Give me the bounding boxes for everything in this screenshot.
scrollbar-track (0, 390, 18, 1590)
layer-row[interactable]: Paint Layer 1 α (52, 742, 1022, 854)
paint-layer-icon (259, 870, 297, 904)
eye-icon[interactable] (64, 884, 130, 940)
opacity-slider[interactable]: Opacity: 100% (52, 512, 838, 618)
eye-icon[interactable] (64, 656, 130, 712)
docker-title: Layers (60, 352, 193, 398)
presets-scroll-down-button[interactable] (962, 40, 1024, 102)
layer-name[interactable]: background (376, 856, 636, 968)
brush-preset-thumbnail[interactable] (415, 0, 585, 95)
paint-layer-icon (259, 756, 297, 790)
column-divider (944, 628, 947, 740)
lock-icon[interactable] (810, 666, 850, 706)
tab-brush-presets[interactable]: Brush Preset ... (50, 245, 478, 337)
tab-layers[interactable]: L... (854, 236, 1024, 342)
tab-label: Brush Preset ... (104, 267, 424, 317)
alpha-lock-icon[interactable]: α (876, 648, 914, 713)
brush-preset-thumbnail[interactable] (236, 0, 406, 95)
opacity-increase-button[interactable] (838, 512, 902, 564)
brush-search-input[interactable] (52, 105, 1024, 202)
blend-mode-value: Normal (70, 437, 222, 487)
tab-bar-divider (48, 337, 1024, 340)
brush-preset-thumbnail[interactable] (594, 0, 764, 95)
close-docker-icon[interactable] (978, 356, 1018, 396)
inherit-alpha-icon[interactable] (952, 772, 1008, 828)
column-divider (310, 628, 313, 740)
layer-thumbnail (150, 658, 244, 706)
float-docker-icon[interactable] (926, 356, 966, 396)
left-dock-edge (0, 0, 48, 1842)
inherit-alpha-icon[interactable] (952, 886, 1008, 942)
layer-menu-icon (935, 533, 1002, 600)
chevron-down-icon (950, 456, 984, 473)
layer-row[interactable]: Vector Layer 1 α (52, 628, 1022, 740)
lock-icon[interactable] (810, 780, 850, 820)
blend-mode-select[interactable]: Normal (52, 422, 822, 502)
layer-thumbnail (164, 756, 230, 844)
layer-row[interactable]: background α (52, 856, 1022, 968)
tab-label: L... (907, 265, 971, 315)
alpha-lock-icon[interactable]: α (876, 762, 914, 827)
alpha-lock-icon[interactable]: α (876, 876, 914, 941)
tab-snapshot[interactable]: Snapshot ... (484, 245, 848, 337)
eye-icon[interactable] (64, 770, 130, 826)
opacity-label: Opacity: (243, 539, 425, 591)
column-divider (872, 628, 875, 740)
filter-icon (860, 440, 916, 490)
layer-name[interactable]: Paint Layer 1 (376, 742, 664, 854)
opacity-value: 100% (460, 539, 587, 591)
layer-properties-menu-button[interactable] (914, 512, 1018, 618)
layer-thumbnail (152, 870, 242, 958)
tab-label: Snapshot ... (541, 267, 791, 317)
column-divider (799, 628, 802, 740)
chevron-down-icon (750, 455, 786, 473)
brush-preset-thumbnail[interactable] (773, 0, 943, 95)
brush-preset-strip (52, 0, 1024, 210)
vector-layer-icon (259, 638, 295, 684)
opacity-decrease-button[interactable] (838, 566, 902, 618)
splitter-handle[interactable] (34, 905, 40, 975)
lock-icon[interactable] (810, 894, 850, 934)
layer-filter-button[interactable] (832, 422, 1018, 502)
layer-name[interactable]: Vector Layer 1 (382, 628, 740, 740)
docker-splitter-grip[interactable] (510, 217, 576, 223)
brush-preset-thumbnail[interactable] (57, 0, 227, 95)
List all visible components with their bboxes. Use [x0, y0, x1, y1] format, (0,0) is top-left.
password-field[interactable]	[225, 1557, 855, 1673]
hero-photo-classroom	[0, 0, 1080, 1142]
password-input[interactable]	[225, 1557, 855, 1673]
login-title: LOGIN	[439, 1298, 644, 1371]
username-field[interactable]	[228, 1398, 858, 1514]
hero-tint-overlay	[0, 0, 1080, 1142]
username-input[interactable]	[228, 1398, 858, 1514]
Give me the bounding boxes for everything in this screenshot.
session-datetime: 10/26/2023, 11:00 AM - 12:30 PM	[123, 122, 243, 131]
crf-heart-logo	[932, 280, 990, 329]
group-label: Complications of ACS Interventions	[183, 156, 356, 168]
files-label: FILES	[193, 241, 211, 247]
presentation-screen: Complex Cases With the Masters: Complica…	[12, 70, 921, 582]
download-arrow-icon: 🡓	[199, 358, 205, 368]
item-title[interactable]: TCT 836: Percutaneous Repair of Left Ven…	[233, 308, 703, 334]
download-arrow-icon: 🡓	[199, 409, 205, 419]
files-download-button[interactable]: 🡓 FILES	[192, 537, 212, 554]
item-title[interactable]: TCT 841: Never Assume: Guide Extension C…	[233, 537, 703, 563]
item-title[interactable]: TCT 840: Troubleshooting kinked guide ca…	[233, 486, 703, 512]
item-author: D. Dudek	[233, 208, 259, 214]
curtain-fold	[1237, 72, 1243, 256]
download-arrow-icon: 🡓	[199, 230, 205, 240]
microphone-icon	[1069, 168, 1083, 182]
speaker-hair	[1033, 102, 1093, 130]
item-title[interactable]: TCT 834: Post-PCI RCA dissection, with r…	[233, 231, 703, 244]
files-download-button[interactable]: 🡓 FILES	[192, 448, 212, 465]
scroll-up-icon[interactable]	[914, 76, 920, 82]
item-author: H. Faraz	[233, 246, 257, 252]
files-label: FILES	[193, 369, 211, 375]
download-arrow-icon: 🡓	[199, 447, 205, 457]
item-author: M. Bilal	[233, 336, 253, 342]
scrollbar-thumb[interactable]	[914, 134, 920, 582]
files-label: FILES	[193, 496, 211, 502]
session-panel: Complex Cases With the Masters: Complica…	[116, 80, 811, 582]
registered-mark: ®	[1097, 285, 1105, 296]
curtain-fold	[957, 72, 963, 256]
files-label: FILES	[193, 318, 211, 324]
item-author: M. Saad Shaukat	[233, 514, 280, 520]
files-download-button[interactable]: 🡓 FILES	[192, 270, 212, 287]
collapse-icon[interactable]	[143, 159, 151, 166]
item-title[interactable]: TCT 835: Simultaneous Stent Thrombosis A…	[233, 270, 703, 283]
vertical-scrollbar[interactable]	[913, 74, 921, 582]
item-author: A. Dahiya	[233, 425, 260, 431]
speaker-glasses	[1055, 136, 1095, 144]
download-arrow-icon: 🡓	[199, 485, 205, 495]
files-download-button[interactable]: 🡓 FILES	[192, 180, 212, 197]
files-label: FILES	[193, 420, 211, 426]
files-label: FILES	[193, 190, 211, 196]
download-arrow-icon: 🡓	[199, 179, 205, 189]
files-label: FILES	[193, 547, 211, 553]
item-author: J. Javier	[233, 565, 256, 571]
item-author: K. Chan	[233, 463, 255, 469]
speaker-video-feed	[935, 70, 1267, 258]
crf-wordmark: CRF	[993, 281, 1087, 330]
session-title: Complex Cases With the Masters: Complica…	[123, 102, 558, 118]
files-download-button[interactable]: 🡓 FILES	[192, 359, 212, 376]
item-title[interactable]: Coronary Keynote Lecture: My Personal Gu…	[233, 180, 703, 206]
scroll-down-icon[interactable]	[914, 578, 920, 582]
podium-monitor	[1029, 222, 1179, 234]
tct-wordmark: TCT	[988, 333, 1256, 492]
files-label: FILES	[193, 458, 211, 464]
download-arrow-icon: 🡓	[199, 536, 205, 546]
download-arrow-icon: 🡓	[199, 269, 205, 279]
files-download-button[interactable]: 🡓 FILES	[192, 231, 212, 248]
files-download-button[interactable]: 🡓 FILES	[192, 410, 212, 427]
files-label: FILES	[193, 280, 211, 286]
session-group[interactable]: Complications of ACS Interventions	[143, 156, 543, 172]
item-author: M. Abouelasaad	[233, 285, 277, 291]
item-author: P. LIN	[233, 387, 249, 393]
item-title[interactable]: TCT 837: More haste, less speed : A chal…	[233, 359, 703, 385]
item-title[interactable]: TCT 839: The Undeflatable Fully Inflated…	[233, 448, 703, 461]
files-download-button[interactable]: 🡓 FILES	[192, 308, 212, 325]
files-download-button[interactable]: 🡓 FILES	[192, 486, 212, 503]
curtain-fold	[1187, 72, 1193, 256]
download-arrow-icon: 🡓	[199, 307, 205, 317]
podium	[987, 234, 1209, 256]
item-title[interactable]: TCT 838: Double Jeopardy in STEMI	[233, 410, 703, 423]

* _Task to carry out_: Collect every line of the entries that contains the word "chevron", matching case exactly.

* _Result for this exercise_:
chevron-down-icon (950, 456, 984, 473)
chevron-down-icon (750, 455, 786, 473)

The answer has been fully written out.